**Given problem**
Take every line that has the string "your" and copy it out.

══ Entries supplied

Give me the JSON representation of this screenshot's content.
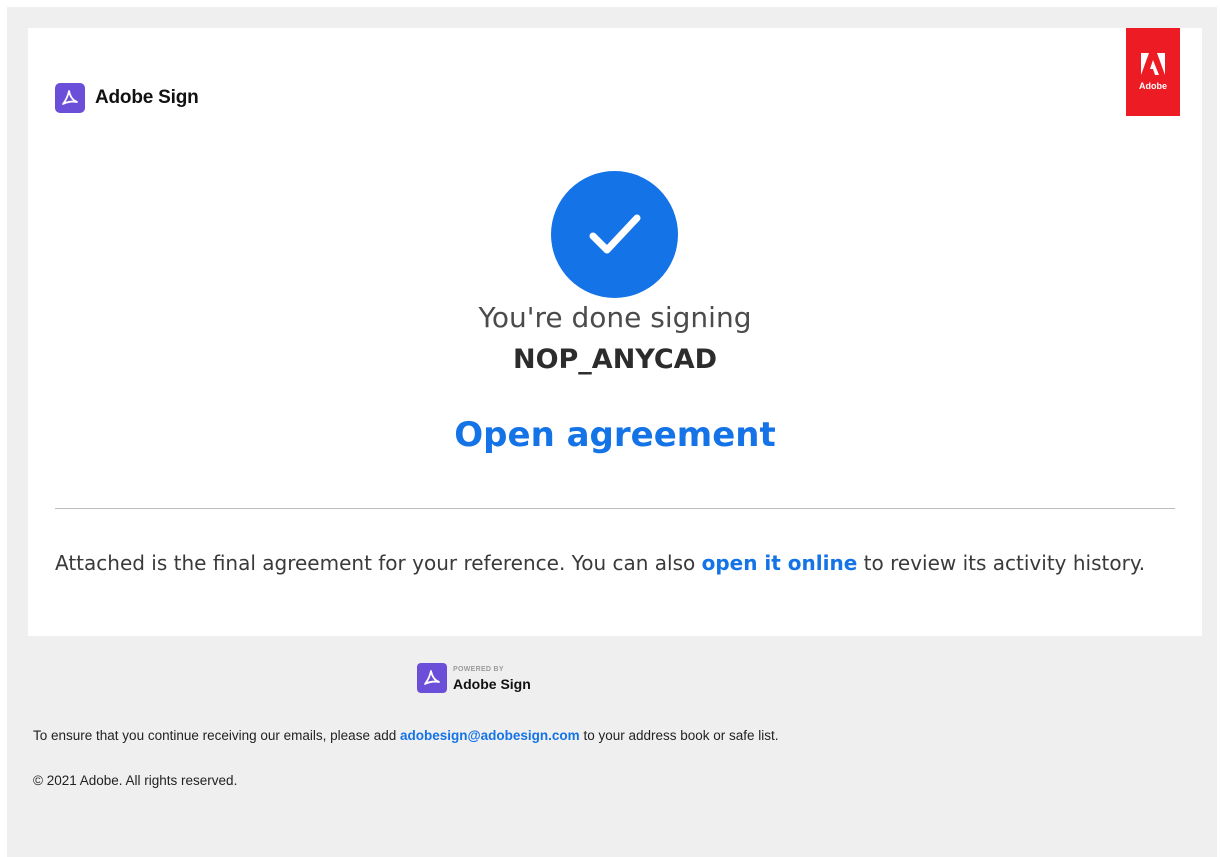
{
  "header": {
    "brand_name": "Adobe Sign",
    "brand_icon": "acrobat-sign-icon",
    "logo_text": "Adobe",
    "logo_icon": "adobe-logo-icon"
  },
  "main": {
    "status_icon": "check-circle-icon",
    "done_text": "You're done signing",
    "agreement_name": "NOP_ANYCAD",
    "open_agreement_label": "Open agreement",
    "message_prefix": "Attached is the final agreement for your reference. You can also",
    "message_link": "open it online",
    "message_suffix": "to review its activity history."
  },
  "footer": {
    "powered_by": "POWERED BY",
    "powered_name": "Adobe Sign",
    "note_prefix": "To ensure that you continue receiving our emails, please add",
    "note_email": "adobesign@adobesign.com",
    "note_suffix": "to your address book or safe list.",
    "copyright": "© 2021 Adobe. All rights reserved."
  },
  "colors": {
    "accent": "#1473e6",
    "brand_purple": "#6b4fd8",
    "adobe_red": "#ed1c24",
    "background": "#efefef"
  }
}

════

**Reply to the task**
    "message_prefix": "Attached is the final agreement for your reference. You can also",
    "note_suffix": "to your address book or safe list.",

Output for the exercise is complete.